• Input rows
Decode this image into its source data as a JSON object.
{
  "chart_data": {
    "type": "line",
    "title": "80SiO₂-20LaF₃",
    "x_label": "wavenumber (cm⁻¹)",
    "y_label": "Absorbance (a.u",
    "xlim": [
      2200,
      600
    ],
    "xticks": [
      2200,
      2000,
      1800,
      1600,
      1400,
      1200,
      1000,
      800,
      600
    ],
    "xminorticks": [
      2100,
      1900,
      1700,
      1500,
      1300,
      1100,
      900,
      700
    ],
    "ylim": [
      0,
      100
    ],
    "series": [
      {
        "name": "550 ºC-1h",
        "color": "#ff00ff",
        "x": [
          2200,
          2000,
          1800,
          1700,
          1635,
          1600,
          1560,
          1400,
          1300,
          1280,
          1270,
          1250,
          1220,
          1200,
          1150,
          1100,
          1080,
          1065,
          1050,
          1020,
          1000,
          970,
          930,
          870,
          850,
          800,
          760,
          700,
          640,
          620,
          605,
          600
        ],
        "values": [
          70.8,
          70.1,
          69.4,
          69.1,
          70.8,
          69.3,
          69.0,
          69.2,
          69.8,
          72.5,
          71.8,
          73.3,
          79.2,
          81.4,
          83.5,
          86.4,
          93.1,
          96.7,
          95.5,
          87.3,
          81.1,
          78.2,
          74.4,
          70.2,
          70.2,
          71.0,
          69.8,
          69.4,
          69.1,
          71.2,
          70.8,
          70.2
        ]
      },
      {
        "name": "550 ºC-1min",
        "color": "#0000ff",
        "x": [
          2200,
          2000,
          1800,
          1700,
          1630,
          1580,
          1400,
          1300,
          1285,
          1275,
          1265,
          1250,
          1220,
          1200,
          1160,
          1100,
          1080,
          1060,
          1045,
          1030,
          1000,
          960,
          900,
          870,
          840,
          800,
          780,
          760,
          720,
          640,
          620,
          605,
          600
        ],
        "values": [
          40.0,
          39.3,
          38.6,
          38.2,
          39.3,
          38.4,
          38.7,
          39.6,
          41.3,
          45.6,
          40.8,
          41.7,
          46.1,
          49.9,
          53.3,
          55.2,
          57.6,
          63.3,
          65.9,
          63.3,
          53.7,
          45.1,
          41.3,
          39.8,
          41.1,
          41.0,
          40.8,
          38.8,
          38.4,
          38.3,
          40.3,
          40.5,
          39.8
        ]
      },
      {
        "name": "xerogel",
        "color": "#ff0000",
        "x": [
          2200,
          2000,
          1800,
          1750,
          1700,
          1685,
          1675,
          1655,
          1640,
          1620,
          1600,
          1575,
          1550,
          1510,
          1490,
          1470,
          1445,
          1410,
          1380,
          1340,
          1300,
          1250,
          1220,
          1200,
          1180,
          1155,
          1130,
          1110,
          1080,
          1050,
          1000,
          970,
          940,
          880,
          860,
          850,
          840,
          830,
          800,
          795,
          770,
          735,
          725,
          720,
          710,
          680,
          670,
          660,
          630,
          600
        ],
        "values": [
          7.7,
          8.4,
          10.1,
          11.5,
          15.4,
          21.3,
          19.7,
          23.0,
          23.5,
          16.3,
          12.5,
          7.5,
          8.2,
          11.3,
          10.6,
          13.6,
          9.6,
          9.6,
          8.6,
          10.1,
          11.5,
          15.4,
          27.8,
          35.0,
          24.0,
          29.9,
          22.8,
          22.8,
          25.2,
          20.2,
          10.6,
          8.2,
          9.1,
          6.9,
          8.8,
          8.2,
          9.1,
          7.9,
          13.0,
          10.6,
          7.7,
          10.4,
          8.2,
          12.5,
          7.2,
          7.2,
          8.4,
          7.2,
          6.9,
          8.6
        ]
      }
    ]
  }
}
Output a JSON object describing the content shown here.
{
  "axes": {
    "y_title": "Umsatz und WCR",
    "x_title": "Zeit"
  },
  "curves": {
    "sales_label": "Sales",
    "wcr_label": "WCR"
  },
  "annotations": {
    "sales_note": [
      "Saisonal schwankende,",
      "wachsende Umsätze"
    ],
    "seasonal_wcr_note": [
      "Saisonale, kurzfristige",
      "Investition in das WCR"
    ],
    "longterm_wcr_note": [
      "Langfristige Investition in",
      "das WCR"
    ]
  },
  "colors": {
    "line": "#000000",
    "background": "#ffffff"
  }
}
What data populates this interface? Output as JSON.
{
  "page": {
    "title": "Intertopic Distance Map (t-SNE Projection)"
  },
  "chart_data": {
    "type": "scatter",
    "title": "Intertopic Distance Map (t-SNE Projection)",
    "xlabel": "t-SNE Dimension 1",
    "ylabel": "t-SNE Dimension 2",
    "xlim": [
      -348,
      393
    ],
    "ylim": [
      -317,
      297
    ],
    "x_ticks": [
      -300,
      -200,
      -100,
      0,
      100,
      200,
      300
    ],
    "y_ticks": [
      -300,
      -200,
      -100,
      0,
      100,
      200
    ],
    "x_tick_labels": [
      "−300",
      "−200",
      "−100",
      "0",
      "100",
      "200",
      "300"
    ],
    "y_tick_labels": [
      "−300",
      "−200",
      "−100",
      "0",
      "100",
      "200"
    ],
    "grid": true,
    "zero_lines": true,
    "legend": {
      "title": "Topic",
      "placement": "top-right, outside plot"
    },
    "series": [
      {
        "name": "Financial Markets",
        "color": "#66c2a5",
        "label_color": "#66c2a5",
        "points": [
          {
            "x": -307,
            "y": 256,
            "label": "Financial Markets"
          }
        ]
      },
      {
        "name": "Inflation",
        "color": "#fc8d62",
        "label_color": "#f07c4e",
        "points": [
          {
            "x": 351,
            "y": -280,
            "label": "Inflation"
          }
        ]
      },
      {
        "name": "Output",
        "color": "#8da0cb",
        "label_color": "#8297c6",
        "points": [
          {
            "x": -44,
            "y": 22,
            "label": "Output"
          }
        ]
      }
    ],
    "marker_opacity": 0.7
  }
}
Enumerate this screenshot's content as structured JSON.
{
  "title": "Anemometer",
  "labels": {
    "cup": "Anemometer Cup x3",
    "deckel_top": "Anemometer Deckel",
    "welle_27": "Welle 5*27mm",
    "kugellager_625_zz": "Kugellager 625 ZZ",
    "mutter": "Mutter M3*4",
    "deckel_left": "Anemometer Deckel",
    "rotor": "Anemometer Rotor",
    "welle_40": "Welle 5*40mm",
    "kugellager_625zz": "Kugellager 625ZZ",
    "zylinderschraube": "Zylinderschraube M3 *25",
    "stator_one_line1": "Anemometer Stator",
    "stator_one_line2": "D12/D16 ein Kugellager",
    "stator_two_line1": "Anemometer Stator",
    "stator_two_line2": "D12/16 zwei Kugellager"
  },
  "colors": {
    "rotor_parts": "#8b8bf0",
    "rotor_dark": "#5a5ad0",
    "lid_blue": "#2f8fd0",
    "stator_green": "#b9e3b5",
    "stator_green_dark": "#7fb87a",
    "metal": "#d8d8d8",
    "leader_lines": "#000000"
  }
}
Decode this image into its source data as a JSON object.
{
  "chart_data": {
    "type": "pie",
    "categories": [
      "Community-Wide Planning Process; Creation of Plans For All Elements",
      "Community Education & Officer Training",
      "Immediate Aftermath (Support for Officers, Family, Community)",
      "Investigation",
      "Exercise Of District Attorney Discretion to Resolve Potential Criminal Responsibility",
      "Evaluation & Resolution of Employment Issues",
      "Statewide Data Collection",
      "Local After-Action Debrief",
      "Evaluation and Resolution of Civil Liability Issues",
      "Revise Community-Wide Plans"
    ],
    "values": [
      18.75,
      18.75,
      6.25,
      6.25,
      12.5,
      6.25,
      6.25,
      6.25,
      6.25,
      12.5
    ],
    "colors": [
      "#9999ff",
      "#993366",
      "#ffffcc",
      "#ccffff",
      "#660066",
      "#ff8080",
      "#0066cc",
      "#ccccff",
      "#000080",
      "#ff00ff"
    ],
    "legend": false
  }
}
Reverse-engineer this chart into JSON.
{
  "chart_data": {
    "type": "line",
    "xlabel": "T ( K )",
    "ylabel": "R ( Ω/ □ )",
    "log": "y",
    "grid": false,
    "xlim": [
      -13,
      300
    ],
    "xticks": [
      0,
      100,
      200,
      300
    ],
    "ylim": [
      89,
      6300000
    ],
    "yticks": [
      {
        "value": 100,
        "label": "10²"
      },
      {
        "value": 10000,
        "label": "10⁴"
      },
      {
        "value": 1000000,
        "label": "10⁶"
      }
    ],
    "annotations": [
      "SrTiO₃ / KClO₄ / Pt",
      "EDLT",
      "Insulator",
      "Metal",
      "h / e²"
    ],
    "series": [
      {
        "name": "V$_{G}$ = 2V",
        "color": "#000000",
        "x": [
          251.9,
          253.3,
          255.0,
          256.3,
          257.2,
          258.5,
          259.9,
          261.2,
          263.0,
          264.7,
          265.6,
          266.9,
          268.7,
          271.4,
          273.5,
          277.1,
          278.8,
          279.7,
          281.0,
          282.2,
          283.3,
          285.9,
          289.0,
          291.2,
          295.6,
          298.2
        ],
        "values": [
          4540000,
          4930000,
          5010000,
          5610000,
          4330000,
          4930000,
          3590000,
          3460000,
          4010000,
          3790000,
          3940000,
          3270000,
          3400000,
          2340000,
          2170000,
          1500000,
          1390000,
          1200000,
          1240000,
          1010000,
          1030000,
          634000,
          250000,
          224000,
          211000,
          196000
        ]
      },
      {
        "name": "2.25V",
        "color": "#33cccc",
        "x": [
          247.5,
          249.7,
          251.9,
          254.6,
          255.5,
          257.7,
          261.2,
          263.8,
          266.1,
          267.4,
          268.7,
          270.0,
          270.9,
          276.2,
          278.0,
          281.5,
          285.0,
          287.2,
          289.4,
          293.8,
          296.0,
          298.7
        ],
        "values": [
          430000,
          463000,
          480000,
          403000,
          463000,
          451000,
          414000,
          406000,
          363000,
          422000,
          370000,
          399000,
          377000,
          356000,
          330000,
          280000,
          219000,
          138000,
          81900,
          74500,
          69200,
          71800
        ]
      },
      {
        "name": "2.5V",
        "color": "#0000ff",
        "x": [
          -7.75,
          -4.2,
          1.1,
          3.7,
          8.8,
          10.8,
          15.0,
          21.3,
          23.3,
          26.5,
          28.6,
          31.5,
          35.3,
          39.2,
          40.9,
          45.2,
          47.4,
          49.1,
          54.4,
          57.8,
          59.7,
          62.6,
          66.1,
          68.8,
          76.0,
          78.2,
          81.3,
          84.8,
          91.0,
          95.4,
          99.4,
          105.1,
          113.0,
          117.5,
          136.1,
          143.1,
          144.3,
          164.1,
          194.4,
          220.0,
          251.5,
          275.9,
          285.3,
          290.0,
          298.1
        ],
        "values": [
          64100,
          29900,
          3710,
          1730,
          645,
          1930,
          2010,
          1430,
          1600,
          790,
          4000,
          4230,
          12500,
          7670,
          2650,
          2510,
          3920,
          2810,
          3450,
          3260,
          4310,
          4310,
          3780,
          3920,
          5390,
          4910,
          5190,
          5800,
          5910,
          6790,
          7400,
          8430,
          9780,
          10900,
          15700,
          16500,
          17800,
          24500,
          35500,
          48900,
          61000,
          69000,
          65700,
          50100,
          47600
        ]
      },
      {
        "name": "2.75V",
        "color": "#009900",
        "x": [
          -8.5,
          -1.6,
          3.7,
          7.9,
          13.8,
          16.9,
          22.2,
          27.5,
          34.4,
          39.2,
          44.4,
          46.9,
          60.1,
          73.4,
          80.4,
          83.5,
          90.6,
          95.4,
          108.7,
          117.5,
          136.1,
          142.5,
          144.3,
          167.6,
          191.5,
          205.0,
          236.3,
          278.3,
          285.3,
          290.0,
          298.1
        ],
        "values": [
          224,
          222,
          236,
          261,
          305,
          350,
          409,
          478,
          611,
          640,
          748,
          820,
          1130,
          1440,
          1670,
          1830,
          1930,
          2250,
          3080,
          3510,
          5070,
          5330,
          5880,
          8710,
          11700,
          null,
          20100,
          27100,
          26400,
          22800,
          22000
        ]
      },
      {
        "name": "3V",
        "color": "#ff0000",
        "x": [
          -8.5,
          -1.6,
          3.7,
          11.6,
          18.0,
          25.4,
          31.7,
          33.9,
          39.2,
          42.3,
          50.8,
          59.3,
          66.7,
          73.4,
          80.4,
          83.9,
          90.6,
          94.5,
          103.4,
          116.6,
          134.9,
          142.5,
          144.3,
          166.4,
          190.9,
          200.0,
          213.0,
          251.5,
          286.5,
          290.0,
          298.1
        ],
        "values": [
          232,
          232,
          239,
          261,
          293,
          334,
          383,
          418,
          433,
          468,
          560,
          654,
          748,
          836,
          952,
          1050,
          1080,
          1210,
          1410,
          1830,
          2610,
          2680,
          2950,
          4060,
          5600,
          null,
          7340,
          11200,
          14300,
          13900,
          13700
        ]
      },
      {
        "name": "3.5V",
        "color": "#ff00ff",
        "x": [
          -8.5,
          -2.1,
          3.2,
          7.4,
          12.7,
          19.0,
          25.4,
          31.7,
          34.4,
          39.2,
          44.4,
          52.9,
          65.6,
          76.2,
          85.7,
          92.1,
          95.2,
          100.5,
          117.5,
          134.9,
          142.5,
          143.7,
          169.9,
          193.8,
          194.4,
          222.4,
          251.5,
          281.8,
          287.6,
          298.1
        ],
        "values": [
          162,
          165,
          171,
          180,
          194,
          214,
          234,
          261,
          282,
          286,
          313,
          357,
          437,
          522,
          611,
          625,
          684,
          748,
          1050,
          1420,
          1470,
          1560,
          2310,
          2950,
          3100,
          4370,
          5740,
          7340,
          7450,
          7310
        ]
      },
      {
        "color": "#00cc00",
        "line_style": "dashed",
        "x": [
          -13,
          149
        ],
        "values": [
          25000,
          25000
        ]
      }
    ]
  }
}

• Short exercise
Find each line that has the word "JSON", then copy it out.

• Response below
Decode this image into its source data as a JSON object.
Output a JSON object describing the content shown here.
What data populates this interface? Output as JSON.
Enumerate this screenshot's content as structured JSON.
Decode this image into its source data as a JSON object.
Reverse-engineer this chart into JSON.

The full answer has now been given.